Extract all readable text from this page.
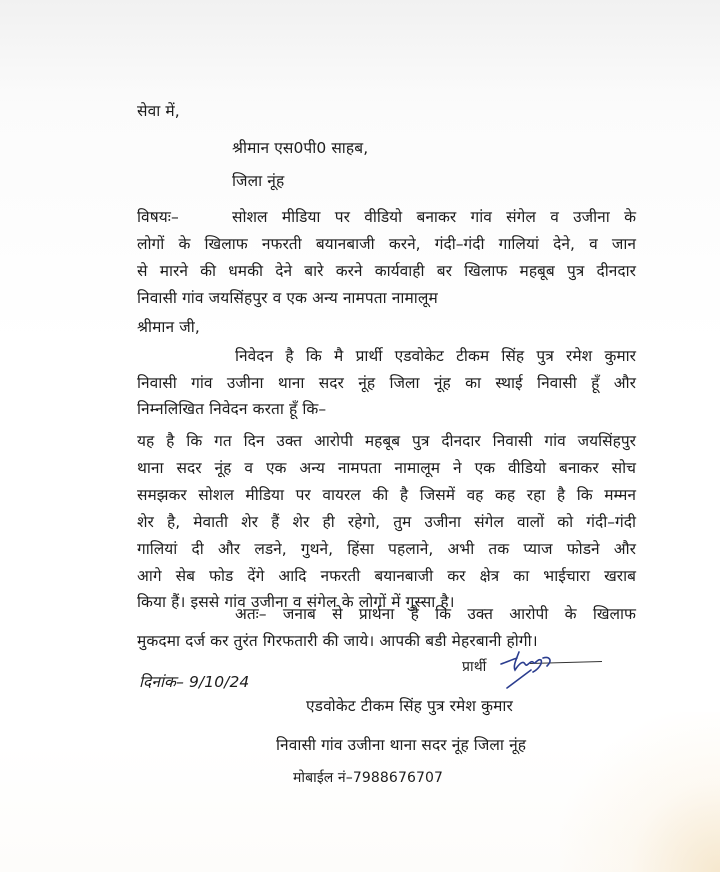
सेवा में,
श्रीमान एस0पी0 साहब,
जिला नूंह
विषयः–	सोशल मीडिया पर वीडियो बनाकर गांव संगेल व उजीना के
लोगों के खिलाफ नफरती बयानबाजी करने, गंदी–गंदी गालियां देने, व जान
से मारने की धमकी देने बारे करने कार्यवाही बर खिलाफ महबूब पुत्र दीनदार
निवासी गांव जयसिंहपुर व एक अन्य नामपता नामालूम
श्रीमान जी,
निवेदन है कि मै प्रार्थी एडवोकेट टीकम सिंह पुत्र रमेश कुमार
निवासी गांव उजीना थाना सदर नूंह जिला नूंह का स्थाई निवासी हूँ और
निम्नलिखित निवेदन करता हूँ कि–
यह है कि गत दिन उक्त आरोपी महबूब पुत्र दीनदार निवासी गांव जयसिंहपुर
थाना सदर नूंह व एक अन्य नामपता नामालूम ने एक वीडियो बनाकर सोच
समझकर सोशल मीडिया पर वायरल की है जिसमें वह कह रहा है कि मम्मन
शेर है, मेवाती शेर हैं शेर ही रहेगो, तुम उजीना संगेल वालों को गंदी–गंदी
गालियां दी और लडने, गुथने, हिंसा पहलाने, अभी तक प्याज फोडने और
आगे सेब फोड देंगे आदि नफरती बयानबाजी कर क्षेत्र का भाईचारा खराब
किया हैं। इससे गांव उजीना व संगेल के लोगों में गुस्सा है।
अतः– जनाब से प्रार्थना है कि उक्त आरोपी के खिलाफ
मुकदमा दर्ज कर तुरंत गिरफतारी की जाये। आपकी बडी मेहरबानी होगी।
दिनांक– 9/10/24
प्रार्थी
एडवोकेट टीकम सिंह पुत्र रमेश कुमार
निवासी गांव उजीना थाना सदर नूंह जिला नूंह
मोबाईल नं–7988676707
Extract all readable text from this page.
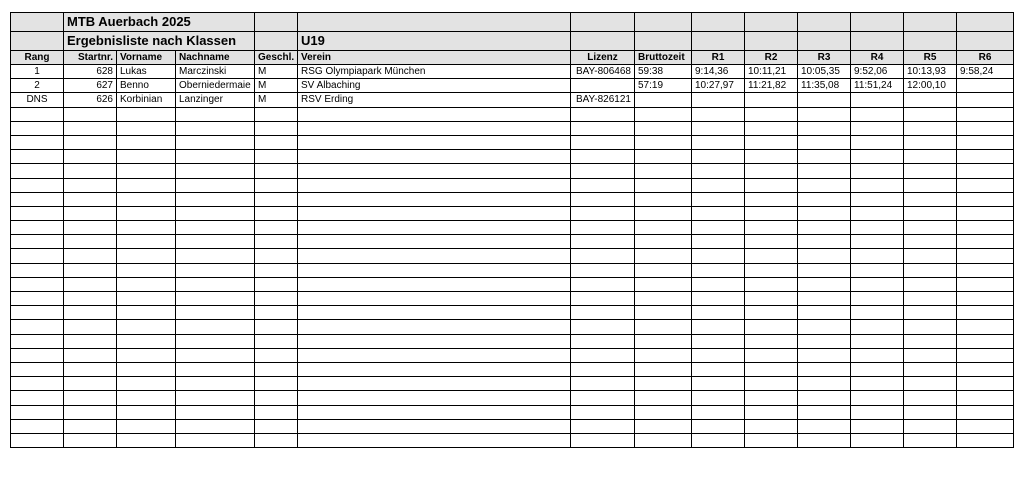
	MTB Auerbach 2025												
	Ergebnisliste nach Klassen				U19								
Rang	Startnr.	Vorname	Nachname	Geschl.	Verein	Lizenz	Bruttozeit	R1	R2	R3	R4	R5	R6
1	628	Lukas	Marczinski	M	RSG Olympiapark München	BAY-806468	59:38	9:14,36	10:11,21	10:05,35	9:52,06	10:13,93	9:58,24
2	627	Benno	Oberniedermaie	M	SV Albaching		57:19	10:27,97	11:21,82	11:35,08	11:51,24	12:00,10	
DNS	626	Korbinian	Lanzinger	M	RSV Erding	BAY-826121							
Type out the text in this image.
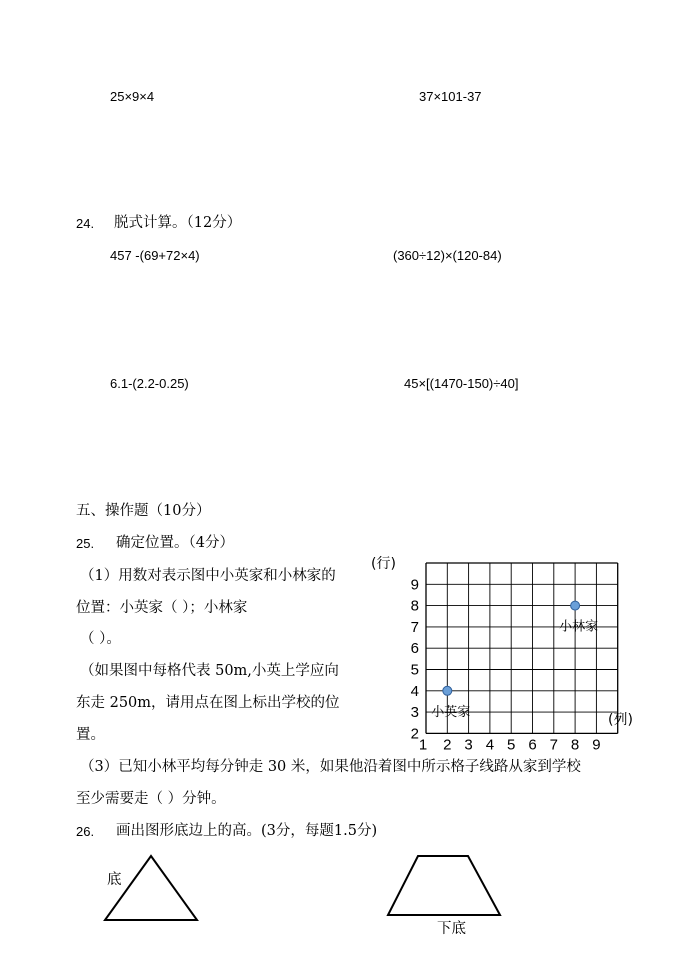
25×9×4	37×101-37
24. 脱式计算。（12分）
457 -(69+72×4)	(360÷12)×(120-84)
6.1-(2.2-0.25)	45×[(1470-150)÷40]
五、操作题（10分）
25. 确定位置。（4分）
（1）用数对表示图中小英家和小林家的
位置：小英家（ ）；小林家
（ ）。
（如果图中每格代表 50m,小英上学应向
东走 250m，请用点在图上标出学校的位
置。
（3）已知小林平均每分钟走 30 米，如果他沿着图中所示格子线路从家到学校
至少需要走（ ）分钟。
1 2 3 4 5 6 7 8 9
2
3
4
5
6
7
8
9
小英家
小林家
(行)
(列)
26. 画出图形底边上的高。(3分，每题1.5分)
底
下底
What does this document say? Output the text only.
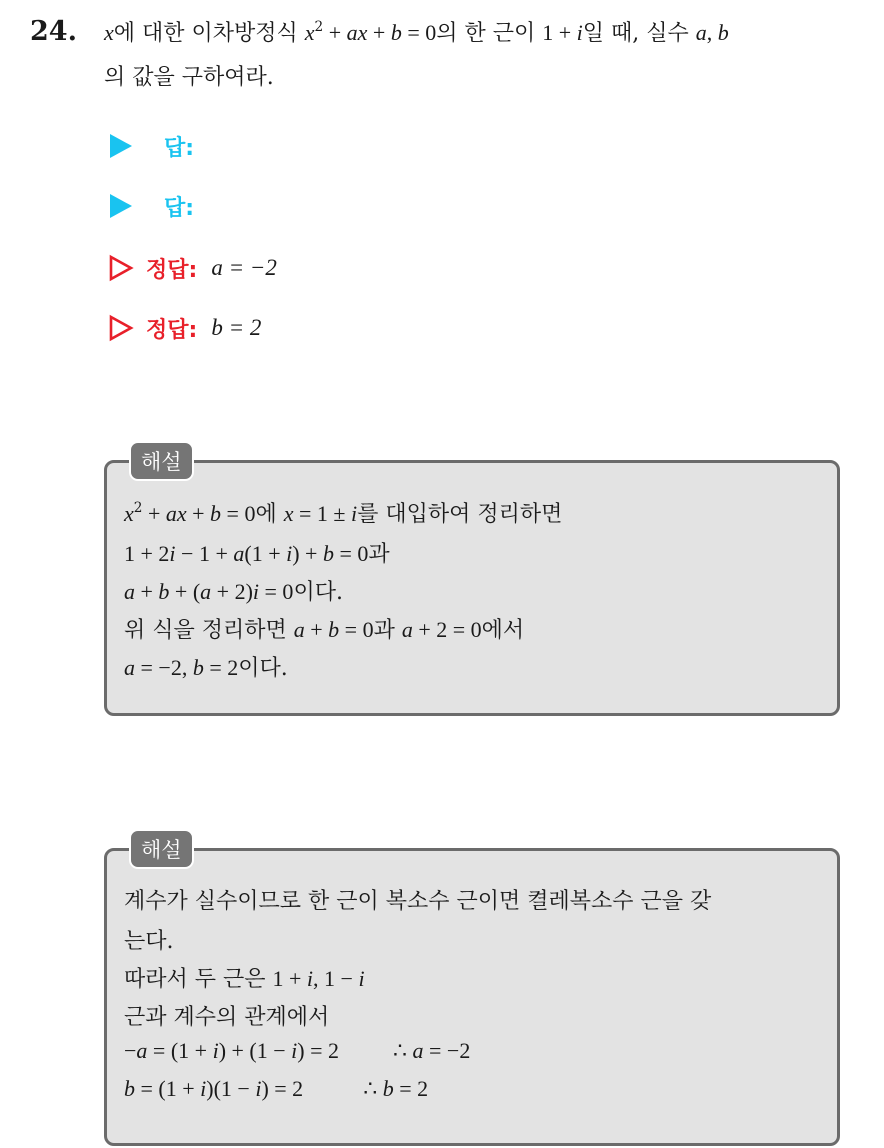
24. x에 대한 이차방정식 $x^2$ + ax + b = 0의 한 근이 1 + i일 때, 실수 a, b
의 값을 구하여라.
답:
답:
정답: a = −2
정답: b = 2
해설
$x^2$ + ax + b = 0에 x = 1 ± i를 대입하여 정리하면
1 + 2i − 1 + a(1 + i) + b = 0과
a + b + (a + 2)i = 0이다.
위 식을 정리하면 a + b = 0과 a + 2 = 0에서
a = −2, b = 2이다.
해설
계수가 실수이므로 한 근이 복소수 근이면 켤레복소수 근을 갖
는다.
따라서 두 근은 1 + i, 1 − i
근과 계수의 관계에서
−a = (1 + i) + (1 − i) = 2 ∴ a = −2
b = (1 + i)(1 − i) = 2	∴ b = 2
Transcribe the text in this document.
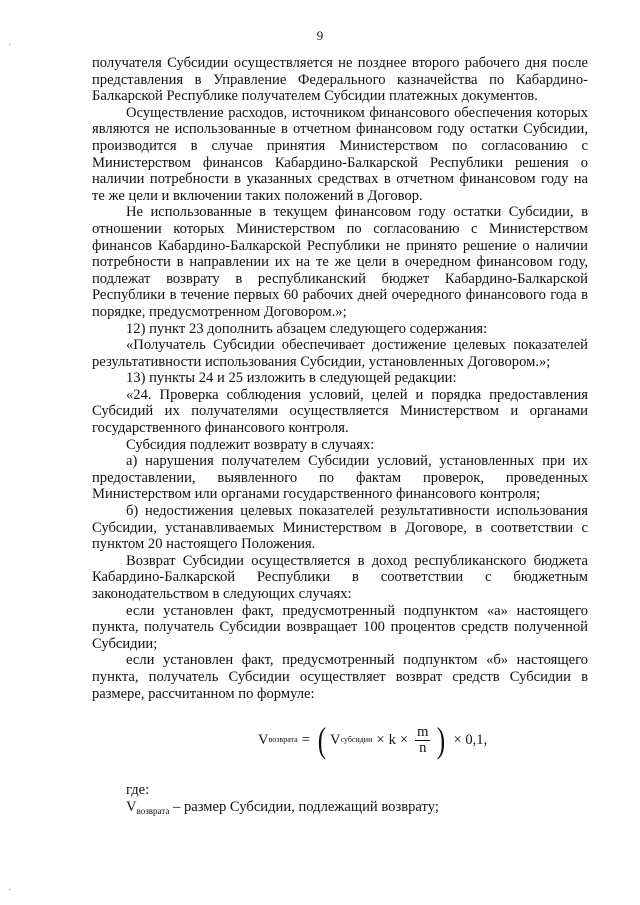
9
·
·

получателя Субсидии осуществляется не позднее второго рабочего дня после представления в Управление Федерального казначейства по Кабардино-Балкарской Республике получателем Субсидии платежных документов.

Осуществление расходов, источником финансового обеспечения которых являются не использованные в отчетном финансовом году остатки Субсидии, производится в случае принятия Министерством по согласованию с Министерством финансов Кабардино-Балкарской Республики решения о наличии потребности в указанных средствах в отчетном финансовом году на те же цели и включении таких положений в Договор.

Не использованные в текущем финансовом году остатки Субсидии, в отношении которых Министерством по согласованию с Министерством финансов Кабардино-Балкарской Республики не принято решение о наличии потребности в направлении их на те же цели в очередном финансовом году, подлежат возврату в республиканский бюджет Кабардино-Балкарской Республики в течение первых 60 рабочих дней очередного финансового года в порядке, предусмотренном Договором.»;

12) пункт 23 дополнить абзацем следующего содержания:

«Получатель Субсидии обеспечивает достижение целевых показателей результативности использования Субсидии, установленных Договором.»;

13) пункты 24 и 25 изложить в следующей редакции:

«24. Проверка соблюдения условий, целей и порядка предоставления Субсидий их получателями осуществляется Министерством и органами государственного финансового контроля.

Субсидия подлежит возврату в случаях:

а) нарушения получателем Субсидии условий, установленных при их предоставлении, выявленного по фактам проверок, проведенных Министерством или органами государственного финансового контроля;

б) недостижения целевых показателей результативности использования Субсидии, устанавливаемых Министерством в Договоре, в соответствии с пунктом 20 настоящего Положения.

Возврат Субсидии осуществляется в доход республиканского бюджета Кабардино-Балкарской Республики в соответствии с бюджетным законодательством в следующих случаях:

если установлен факт, предусмотренный подпунктом «а» настоящего пункта, получатель Субсидии возвращает 100 процентов средств полученной Субсидии;

если установлен факт, предусмотренный подпунктом «б» настоящего пункта, получатель Субсидии осуществляет возврат средств Субсидии в размере, рассчитанном по формуле:

V возврата = ( V субсидии × $k \times \frac{m}{n}$ ) × 0,1,

где:

$V_{возврата}$ – размер Субсидии, подлежащий возврату;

★ ★ ★ ★ ★

TASK — Copy each line above precisely, dropping the pictures.

RESPONSE TO THE EXERCISE —
Extract all readable text from this page.
सेवा में,
श्रीमान एस0पी0 साहब,
जिला नूंह
विषयः–	सोशल मीडिया पर वीडियो बनाकर गांव संगेल व उजीना के
लोगों के खिलाफ नफरती बयानबाजी करने, गंदी–गंदी गालियां देने, व जान
से मारने की धमकी देने बारे करने कार्यवाही बर खिलाफ महबूब पुत्र दीनदार
निवासी गांव जयसिंहपुर व एक अन्य नामपता नामालूम
श्रीमान जी,
निवेदन है कि मै प्रार्थी एडवोकेट टीकम सिंह पुत्र रमेश कुमार
निवासी गांव उजीना थाना सदर नूंह जिला नूंह का स्थाई निवासी हूँ और
निम्नलिखित निवेदन करता हूँ कि–
यह है कि गत दिन उक्त आरोपी महबूब पुत्र दीनदार निवासी गांव जयसिंहपुर
थाना सदर नूंह व एक अन्य नामपता नामालूम ने एक वीडियो बनाकर सोच
समझकर सोशल मीडिया पर वायरल की है जिसमें वह कह रहा है कि मम्मन
शेर है, मेवाती शेर हैं शेर ही रहेगो, तुम उजीना संगेल वालों को गंदी–गंदी
गालियां दी और लडने, गुथने, हिंसा पहलाने, अभी तक प्याज फोडने और
आगे सेब फोड देंगे आदि नफरती बयानबाजी कर क्षेत्र का भाईचारा खराब
किया हैं। इससे गांव उजीना व संगेल के लोगों में गुस्सा है।
अतः– जनाब से प्रार्थना है कि उक्त आरोपी के खिलाफ
मुकदमा दर्ज कर तुरंत गिरफतारी की जाये। आपकी बडी मेहरबानी होगी।
दिनांक– 9/10/24
प्रार्थी
एडवोकेट टीकम सिंह पुत्र रमेश कुमार
निवासी गांव उजीना थाना सदर नूंह जिला नूंह
मोबाईल नं–7988676707
Extract all readable text from this page.
	MTB Auerbach 2025												
	Ergebnisliste nach Klassen				U19								
Rang	Startnr.	Vorname	Nachname	Geschl.	Verein	Lizenz	Bruttozeit	R1	R2	R3	R4	R5	R6
1	628	Lukas	Marczinski	M	RSG Olympiapark München	BAY-806468	59:38	9:14,36	10:11,21	10:05,35	9:52,06	10:13,93	9:58,24
2	627	Benno	Oberniedermaie	M	SV Albaching		57:19	10:27,97	11:21,82	11:35,08	11:51,24	12:00,10	
DNS	626	Korbinian	Lanzinger	M	RSV Erding	BAY-826121							
Type out the text in this image.
25×9×4	37×101-37
24. 脱式计算。（12分）
457 -(69+72×4)	(360÷12)×(120-84)
6.1-(2.2-0.25)	45×[(1470-150)÷40]
五、操作题（10分）
25. 确定位置。（4分）
（1）用数对表示图中小英家和小林家的
位置：小英家（ ）；小林家
（ ）。
（如果图中每格代表 50m,小英上学应向
东走 250m，请用点在图上标出学校的位
置。
（3）已知小林平均每分钟走 30 米，如果他沿着图中所示格子线路从家到学校
至少需要走（ ）分钟。
1 2 3 4 5 6 7 8 9
2
3
4
5
6
7
8
9
小英家
小林家
(行)
(列)
26. 画出图形底边上的高。(3分，每题1.5分)
底
下底
What does this document say? Output the text only.
24. x에 대한 이차방정식 $x^2$ + ax + b = 0의 한 근이 1 + i일 때, 실수 a, b
의 값을 구하여라.
답:
답:
정답: a = −2
정답: b = 2
해설
$x^2$ + ax + b = 0에 x = 1 ± i를 대입하여 정리하면
1 + 2i − 1 + a(1 + i) + b = 0과
a + b + (a + 2)i = 0이다.
위 식을 정리하면 a + b = 0과 a + 2 = 0에서
a = −2, b = 2이다.
해설
계수가 실수이므로 한 근이 복소수 근이면 켤레복소수 근을 갖
는다.
따라서 두 근은 1 + i, 1 − i
근과 계수의 관계에서
−a = (1 + i) + (1 − i) = 2 ∴ a = −2
b = (1 + i)(1 − i) = 2	∴ b = 2
Transcribe the text in this document.
9
·
·

получателя Субсидии осуществляется не позднее второго рабочего дня после представления в Управление Федерального казначейства по Кабардино-Балкарской Республике получателем Субсидии платежных документов.

Осуществление расходов, источником финансового обеспечения которых являются не использованные в отчетном финансовом году остатки Субсидии, производится в случае принятия Министерством по согласованию с Министерством финансов Кабардино-Балкарской Республики решения о наличии потребности в указанных средствах в отчетном финансовом году на те же цели и включении таких положений в Договор.

Не использованные в текущем финансовом году остатки Субсидии, в отношении которых Министерством по согласованию с Министерством финансов Кабардино-Балкарской Республики не принято решение о наличии потребности в направлении их на те же цели в очередном финансовом году, подлежат возврату в республиканский бюджет Кабардино-Балкарской Республики в течение первых 60 рабочих дней очередного финансового года в порядке, предусмотренном Договором.»;

12) пункт 23 дополнить абзацем следующего содержания:

«Получатель Субсидии обеспечивает достижение целевых показателей результативности использования Субсидии, установленных Договором.»;

13) пункты 24 и 25 изложить в следующей редакции:

«24. Проверка соблюдения условий, целей и порядка предоставления Субсидий их получателями осуществляется Министерством и органами государственного финансового контроля.

Субсидия подлежит возврату в случаях:

а) нарушения получателем Субсидии условий, установленных при их предоставлении, выявленного по фактам проверок, проведенных Министерством или органами государственного финансового контроля;

б) недостижения целевых показателей результативности использования Субсидии, устанавливаемых Министерством в Договоре, в соответствии с пунктом 20 настоящего Положения.

Возврат Субсидии осуществляется в доход республиканского бюджета Кабардино-Балкарской Республики в соответствии с бюджетным законодательством в следующих случаях:

если установлен факт, предусмотренный подпунктом «а» настоящего пункта, получатель Субсидии возвращает 100 процентов средств полученной Субсидии;

если установлен факт, предусмотренный подпунктом «б» настоящего пункта, получатель Субсидии осуществляет возврат средств Субсидии в размере, рассчитанном по формуле:

V возврата = ( V субсидии × $k \times \frac{m}{n}$ ) × 0,1,

где:

$V_{возврата}$ – размер Субсидии, подлежащий возврату;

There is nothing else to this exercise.